JOB — Report how many lines of the records below include the word "structured". Give nothing but the number.
★ ★ ★ ★ ★ ★ ★
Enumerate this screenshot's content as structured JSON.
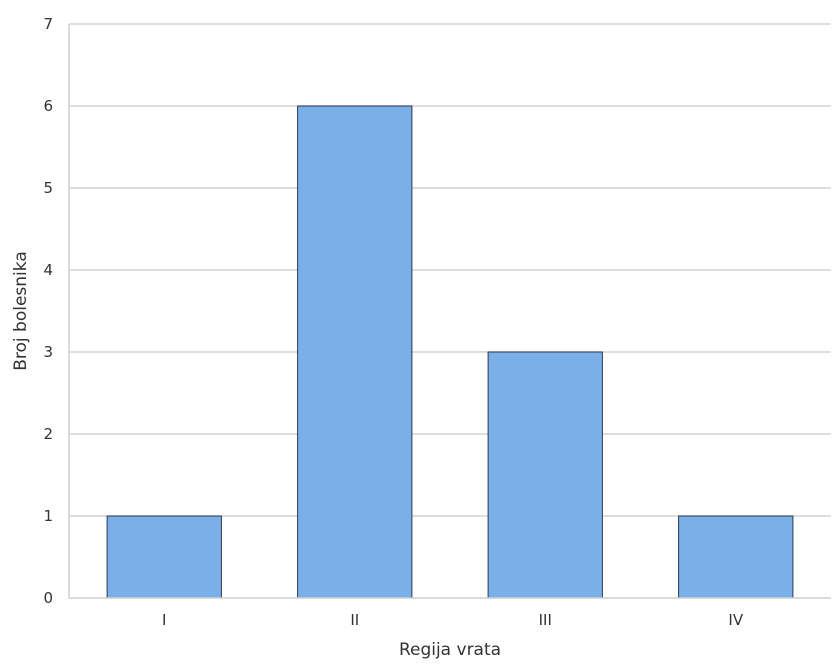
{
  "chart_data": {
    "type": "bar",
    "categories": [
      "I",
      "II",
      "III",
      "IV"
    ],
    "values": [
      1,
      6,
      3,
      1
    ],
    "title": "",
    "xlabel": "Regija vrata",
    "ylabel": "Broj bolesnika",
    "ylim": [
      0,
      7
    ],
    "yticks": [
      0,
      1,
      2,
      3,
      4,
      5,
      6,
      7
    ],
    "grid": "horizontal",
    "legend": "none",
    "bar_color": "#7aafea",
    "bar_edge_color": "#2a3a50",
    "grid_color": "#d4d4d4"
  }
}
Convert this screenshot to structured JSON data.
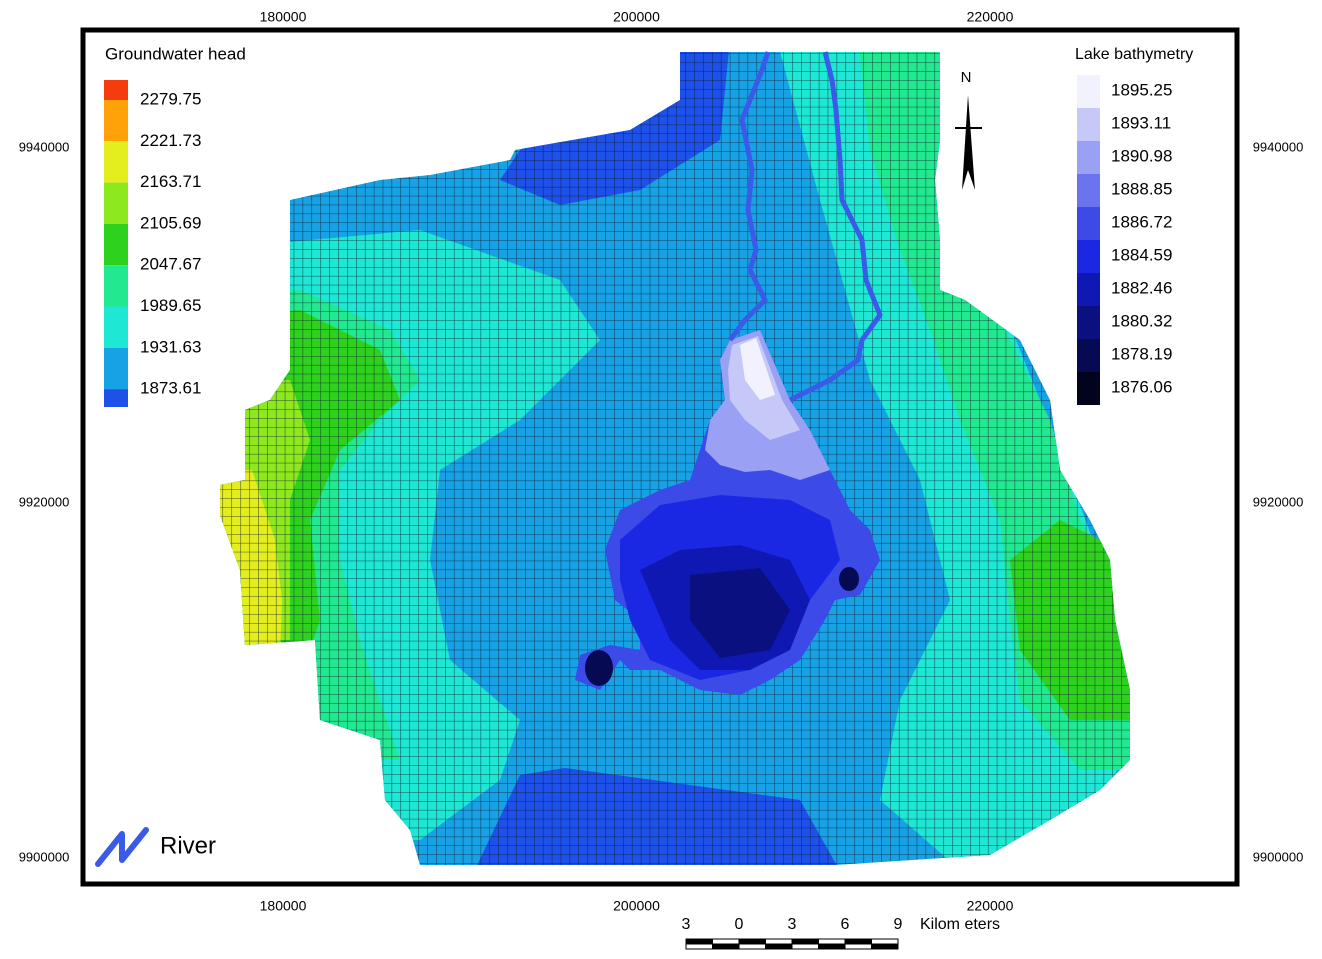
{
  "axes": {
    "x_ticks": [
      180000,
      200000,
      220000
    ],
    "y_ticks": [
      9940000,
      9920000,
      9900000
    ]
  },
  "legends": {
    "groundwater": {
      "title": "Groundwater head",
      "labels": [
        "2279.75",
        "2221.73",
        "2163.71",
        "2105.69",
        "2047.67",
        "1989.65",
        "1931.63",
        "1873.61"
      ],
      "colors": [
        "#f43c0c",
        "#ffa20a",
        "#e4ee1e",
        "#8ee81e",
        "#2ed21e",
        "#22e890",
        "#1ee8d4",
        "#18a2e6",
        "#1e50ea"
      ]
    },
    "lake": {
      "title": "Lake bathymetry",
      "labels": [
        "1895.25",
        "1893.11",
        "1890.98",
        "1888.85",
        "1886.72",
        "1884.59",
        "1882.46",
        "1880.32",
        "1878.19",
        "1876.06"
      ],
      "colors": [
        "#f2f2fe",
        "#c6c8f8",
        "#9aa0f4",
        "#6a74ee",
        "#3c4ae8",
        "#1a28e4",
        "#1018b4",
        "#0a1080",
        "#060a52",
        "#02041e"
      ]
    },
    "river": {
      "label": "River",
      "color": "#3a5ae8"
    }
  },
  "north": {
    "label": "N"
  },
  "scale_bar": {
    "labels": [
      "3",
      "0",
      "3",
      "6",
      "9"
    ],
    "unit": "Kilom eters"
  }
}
★ ★ ★ ★ ★ ★ ★
OUTPUT FOR THIS TASK — 2